**What to work on**
Where does the string "JSON" appear? Copy every line of the entries below that holds it.

Source data:
>> BEGIN

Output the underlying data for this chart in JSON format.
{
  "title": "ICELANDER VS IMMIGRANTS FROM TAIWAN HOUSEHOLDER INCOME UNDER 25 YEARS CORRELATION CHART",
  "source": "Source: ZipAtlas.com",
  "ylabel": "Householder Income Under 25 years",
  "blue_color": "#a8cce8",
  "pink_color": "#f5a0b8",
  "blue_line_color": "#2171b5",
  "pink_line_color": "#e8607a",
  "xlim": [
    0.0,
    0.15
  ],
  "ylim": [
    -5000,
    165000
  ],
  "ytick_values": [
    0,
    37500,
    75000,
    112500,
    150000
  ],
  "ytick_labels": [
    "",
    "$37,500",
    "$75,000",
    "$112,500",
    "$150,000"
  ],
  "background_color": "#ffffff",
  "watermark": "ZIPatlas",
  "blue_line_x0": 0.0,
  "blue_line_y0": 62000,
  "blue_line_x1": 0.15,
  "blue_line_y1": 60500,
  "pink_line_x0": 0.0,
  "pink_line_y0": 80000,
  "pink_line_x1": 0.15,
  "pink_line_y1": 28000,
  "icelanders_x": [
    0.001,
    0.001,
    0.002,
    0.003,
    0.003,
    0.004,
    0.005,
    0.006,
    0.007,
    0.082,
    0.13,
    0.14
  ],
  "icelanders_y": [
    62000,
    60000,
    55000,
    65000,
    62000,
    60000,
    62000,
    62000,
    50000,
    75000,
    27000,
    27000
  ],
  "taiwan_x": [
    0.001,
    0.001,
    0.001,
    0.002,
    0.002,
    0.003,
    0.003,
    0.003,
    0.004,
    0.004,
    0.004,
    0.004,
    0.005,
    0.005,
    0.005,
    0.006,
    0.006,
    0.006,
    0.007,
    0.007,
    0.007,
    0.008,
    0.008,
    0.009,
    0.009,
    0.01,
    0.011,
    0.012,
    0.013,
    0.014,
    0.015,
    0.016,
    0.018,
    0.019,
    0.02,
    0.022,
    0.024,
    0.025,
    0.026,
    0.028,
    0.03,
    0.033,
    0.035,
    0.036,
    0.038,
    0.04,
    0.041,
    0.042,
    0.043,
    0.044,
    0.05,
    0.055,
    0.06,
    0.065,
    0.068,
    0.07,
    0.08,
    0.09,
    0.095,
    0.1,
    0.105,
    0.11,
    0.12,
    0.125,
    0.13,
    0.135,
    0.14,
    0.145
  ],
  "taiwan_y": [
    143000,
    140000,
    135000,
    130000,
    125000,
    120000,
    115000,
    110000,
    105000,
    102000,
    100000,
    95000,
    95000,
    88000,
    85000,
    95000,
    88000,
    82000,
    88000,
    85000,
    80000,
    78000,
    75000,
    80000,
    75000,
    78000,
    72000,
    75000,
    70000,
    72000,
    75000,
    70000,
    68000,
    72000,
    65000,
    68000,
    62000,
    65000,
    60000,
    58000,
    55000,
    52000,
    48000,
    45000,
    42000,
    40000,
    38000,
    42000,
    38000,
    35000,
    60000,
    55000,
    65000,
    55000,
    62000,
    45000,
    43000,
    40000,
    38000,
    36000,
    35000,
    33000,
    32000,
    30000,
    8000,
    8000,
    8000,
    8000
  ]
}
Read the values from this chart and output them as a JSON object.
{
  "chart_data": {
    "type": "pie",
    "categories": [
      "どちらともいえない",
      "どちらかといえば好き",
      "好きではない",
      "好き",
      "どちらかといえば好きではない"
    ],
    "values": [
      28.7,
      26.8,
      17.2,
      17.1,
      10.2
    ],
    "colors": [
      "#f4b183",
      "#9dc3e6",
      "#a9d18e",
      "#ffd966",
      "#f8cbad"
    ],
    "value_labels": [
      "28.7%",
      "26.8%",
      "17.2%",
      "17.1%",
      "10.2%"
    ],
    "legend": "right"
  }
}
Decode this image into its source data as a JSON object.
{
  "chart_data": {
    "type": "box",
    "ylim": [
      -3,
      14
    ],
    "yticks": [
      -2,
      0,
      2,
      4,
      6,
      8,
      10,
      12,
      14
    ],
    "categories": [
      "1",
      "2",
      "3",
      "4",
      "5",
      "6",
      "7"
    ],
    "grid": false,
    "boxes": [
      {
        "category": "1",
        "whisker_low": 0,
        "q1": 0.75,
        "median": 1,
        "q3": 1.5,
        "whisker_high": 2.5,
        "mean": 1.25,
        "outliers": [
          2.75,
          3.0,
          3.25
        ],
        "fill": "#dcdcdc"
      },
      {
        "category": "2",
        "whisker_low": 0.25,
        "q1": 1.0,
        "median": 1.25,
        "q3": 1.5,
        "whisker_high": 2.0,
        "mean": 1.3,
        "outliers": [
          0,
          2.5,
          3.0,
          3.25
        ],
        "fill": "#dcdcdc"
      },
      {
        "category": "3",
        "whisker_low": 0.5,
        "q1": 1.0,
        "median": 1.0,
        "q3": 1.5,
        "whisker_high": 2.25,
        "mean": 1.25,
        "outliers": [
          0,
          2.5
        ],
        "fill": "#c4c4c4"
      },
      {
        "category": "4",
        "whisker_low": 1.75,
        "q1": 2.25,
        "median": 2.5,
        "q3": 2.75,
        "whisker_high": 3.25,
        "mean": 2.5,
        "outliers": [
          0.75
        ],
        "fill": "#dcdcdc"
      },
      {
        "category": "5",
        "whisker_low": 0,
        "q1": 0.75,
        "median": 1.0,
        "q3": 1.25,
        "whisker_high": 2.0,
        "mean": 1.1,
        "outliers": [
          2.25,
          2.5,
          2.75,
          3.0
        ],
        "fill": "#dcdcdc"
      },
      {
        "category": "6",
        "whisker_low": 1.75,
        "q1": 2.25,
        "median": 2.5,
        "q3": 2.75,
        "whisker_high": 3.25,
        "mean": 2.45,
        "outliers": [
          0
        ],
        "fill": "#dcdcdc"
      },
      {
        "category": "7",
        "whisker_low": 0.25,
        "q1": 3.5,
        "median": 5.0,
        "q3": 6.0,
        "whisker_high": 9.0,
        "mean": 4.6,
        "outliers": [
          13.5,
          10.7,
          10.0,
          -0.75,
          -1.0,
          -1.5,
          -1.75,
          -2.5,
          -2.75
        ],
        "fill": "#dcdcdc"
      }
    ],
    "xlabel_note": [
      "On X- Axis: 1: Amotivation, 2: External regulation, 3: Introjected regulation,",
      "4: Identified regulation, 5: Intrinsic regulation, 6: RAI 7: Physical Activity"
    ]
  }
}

>> END

**Answer to the task**
Output the underlying data for this chart in JSON format.
Read the values from this chart and output them as a JSON object.
Decode this image into its source data as a JSON object.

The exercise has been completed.